Each record is to be transcribed exactly.
>> Start Records provided
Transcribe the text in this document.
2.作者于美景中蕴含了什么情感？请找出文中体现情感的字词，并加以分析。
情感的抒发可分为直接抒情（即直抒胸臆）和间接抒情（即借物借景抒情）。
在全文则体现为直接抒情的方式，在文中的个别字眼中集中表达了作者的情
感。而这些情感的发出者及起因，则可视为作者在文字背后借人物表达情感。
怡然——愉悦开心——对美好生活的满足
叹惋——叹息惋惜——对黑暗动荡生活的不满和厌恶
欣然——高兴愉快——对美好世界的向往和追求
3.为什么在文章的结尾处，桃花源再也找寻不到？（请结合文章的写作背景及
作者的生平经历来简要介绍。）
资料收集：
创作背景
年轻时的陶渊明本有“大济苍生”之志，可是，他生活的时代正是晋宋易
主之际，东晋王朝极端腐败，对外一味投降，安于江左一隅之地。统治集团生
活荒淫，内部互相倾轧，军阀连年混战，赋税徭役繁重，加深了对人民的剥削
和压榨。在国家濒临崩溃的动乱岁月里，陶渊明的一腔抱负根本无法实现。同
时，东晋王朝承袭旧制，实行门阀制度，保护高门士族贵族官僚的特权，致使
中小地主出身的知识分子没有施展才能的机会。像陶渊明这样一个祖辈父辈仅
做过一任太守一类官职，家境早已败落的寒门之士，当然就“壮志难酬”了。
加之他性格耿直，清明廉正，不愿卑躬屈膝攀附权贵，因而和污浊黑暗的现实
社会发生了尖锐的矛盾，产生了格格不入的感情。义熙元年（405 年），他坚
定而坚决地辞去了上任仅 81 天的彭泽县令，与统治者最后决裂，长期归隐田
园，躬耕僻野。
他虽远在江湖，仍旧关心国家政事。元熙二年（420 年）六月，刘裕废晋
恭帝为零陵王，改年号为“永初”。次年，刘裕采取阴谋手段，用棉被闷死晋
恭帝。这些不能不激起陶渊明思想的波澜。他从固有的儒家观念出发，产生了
>> End Records provided
» **Problem solution**
Transcribe the text in this document.
2.作者于美景中蕴含了什么情感？请找出文中体现情感的字词，并加以分析。
情感的抒发可分为直接抒情（即直抒胸臆）和间接抒情（即借物借景抒情）。
在全文则体现为直接抒情的方式，在文中的个别字眼中集中表达了作者的情
感。而这些情感的发出者及起因，则可视为作者在文字背后借人物表达情感。
怡然——愉悦开心——对美好生活的满足
叹惋——叹息惋惜——对黑暗动荡生活的不满和厌恶
欣然——高兴愉快——对美好世界的向往和追求
3.为什么在文章的结尾处，桃花源再也找寻不到？（请结合文章的写作背景及
作者的生平经历来简要介绍。）
资料收集：
创作背景
年轻时的陶渊明本有“大济苍生”之志，可是，他生活的时代正是晋宋易
主之际，东晋王朝极端腐败，对外一味投降，安于江左一隅之地。统治集团生
活荒淫，内部互相倾轧，军阀连年混战，赋税徭役繁重，加深了对人民的剥削
和压榨。在国家濒临崩溃的动乱岁月里，陶渊明的一腔抱负根本无法实现。同
时，东晋王朝承袭旧制，实行门阀制度，保护高门士族贵族官僚的特权，致使
中小地主出身的知识分子没有施展才能的机会。像陶渊明这样一个祖辈父辈仅
做过一任太守一类官职，家境早已败落的寒门之士，当然就“壮志难酬”了。
加之他性格耿直，清明廉正，不愿卑躬屈膝攀附权贵，因而和污浊黑暗的现实
社会发生了尖锐的矛盾，产生了格格不入的感情。义熙元年（405 年），他坚
定而坚决地辞去了上任仅 81 天的彭泽县令，与统治者最后决裂，长期归隐田
园，躬耕僻野。
他虽远在江湖，仍旧关心国家政事。元熙二年（420 年）六月，刘裕废晋
恭帝为零陵王，改年号为“永初”。次年，刘裕采取阴谋手段，用棉被闷死晋
恭帝。这些不能不激起陶渊明思想的波澜。他从固有的儒家观念出发，产生了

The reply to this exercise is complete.